Problem details |
Collect each line containing "caption".

Records for this exercise |
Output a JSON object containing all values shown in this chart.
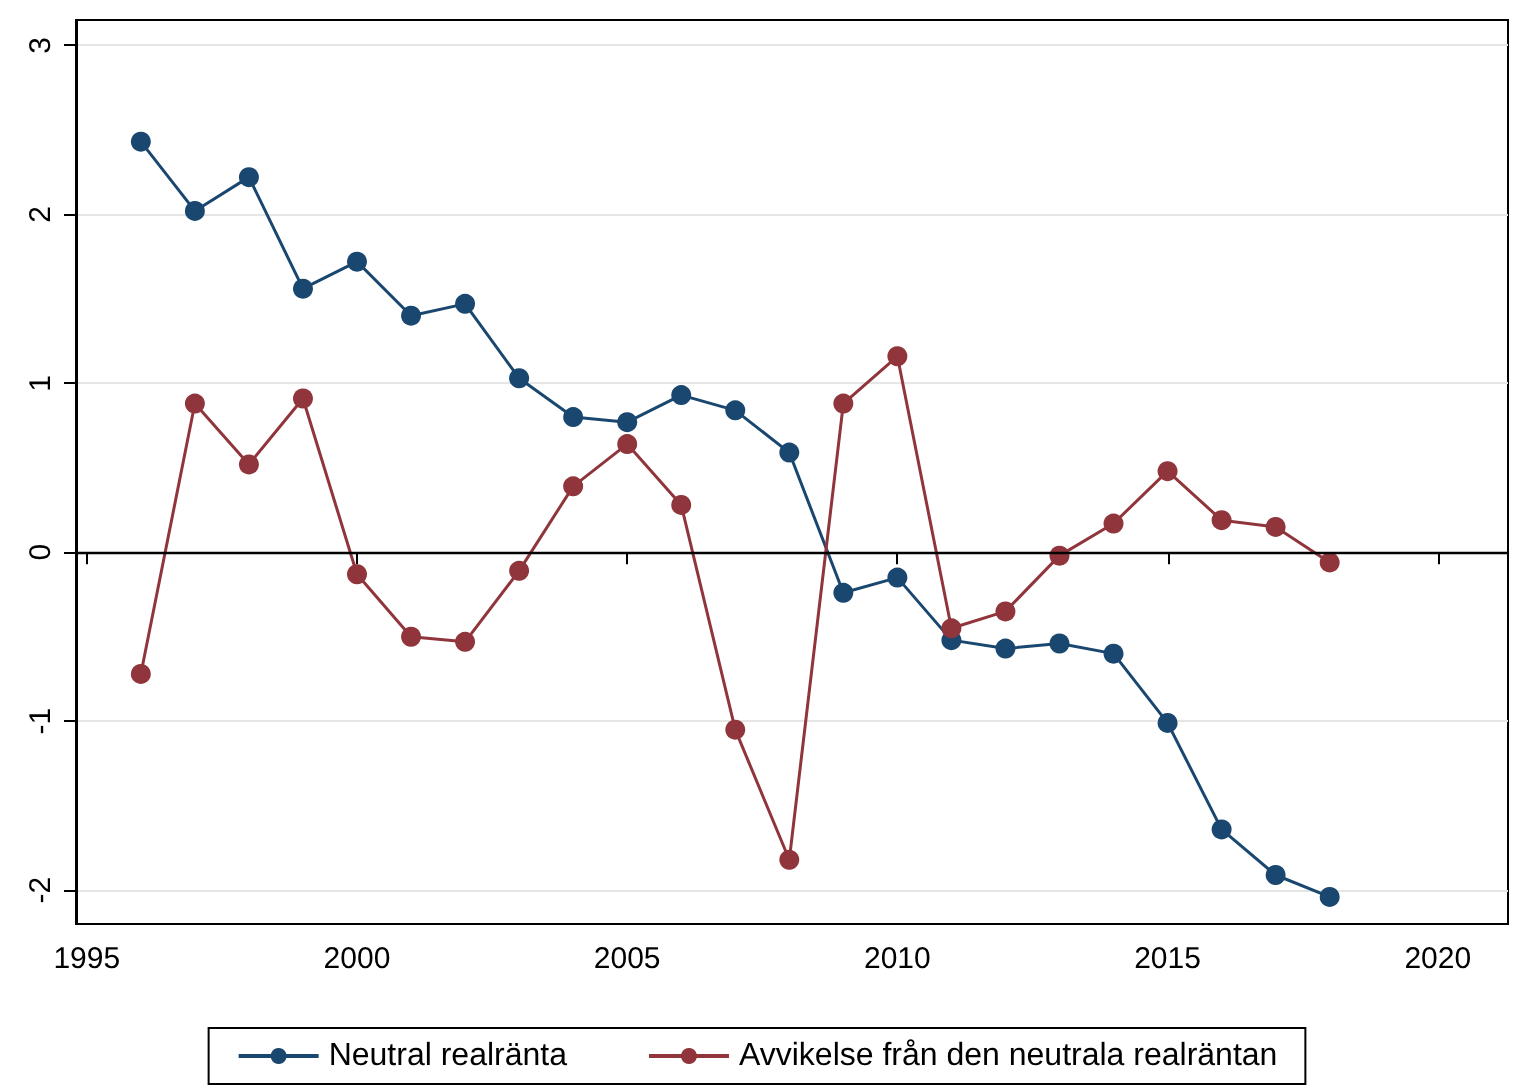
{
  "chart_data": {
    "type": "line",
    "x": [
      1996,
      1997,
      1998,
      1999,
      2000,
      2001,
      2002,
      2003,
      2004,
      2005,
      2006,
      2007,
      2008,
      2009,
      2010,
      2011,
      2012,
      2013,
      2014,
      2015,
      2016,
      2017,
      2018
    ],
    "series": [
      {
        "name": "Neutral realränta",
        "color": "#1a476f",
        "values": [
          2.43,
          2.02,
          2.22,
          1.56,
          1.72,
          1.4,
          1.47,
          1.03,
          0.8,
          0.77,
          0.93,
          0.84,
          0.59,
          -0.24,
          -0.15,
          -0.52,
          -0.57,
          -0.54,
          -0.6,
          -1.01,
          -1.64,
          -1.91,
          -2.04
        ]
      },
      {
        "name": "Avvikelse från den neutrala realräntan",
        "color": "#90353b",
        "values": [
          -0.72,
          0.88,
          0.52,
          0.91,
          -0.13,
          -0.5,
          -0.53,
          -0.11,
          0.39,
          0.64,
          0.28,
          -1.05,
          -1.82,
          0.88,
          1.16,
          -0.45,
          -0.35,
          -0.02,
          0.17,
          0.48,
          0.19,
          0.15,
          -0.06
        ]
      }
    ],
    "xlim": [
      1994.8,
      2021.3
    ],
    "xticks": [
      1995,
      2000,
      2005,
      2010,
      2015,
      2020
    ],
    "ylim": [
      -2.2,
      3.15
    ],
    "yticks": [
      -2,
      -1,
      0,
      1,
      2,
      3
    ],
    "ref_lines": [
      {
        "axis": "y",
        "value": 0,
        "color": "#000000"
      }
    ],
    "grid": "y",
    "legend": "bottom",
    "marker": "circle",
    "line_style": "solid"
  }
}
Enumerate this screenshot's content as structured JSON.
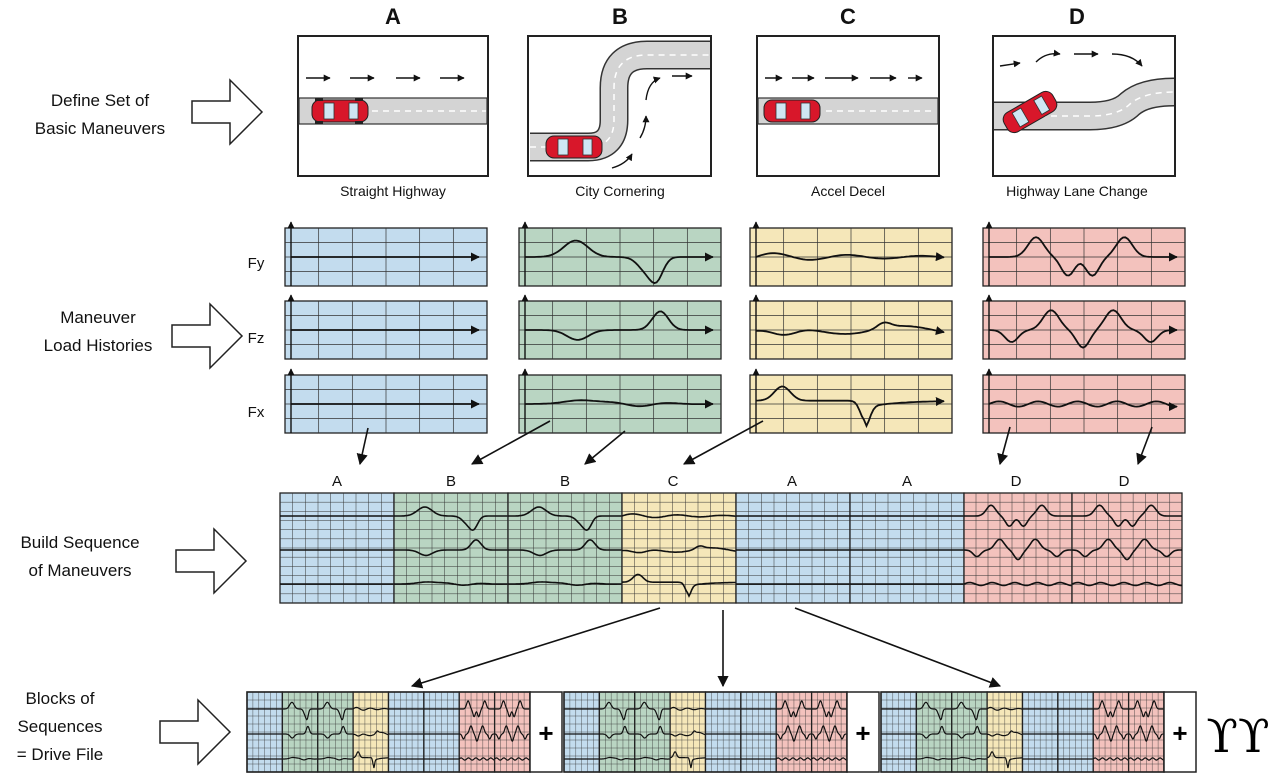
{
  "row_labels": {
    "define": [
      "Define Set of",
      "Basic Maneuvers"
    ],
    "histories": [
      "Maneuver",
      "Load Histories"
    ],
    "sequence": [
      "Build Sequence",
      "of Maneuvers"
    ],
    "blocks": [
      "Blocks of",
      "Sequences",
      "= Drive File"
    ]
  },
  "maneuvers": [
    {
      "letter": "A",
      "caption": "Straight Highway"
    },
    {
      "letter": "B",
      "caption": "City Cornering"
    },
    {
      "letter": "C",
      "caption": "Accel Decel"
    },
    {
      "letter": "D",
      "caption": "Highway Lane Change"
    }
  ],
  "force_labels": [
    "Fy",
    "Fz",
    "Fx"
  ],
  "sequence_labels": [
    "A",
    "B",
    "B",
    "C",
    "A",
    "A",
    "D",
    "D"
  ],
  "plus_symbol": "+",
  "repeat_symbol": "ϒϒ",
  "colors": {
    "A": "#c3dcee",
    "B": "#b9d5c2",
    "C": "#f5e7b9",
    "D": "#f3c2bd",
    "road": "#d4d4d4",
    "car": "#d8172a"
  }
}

Solved exercise |
      "caption": "Straight Highway"
      "caption": "City Cornering"
      "caption": "Accel Decel"
      "caption": "Highway Lane Change"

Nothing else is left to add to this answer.